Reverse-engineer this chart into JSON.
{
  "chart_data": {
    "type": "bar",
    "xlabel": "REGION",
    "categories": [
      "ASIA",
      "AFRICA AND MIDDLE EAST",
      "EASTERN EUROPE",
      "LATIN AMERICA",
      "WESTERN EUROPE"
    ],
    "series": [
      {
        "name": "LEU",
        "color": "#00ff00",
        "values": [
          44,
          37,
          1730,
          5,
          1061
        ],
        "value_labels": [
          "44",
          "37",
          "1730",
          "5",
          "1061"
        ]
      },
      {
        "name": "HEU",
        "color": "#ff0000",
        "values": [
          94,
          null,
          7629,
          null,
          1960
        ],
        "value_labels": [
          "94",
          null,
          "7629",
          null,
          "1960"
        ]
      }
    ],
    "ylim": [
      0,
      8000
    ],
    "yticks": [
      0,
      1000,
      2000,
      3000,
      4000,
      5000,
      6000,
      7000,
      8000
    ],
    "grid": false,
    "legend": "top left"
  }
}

## Short problem
Set down all of the data above, word for word.

## Task result
Reverse-engineer this chart into JSON.
{
  "chart_data": {
    "type": "bar",
    "xlabel": "REGION",
    "categories": [
      "ASIA",
      "AFRICA AND MIDDLE EAST",
      "EASTERN EUROPE",
      "LATIN AMERICA",
      "WESTERN EUROPE"
    ],
    "series": [
      {
        "name": "LEU",
        "color": "#00ff00",
        "values": [
          44,
          37,
          1730,
          5,
          1061
        ],
        "value_labels": [
          "44",
          "37",
          "1730",
          "5",
          "1061"
        ]
      },
      {
        "name": "HEU",
        "color": "#ff0000",
        "values": [
          94,
          null,
          7629,
          null,
          1960
        ],
        "value_labels": [
          "94",
          null,
          "7629",
          null,
          "1960"
        ]
      }
    ],
    "ylim": [
      0,
      8000
    ],
    "yticks": [
      0,
      1000,
      2000,
      3000,
      4000,
      5000,
      6000,
      7000,
      8000
    ],
    "grid": false,
    "legend": "top left"
  }
}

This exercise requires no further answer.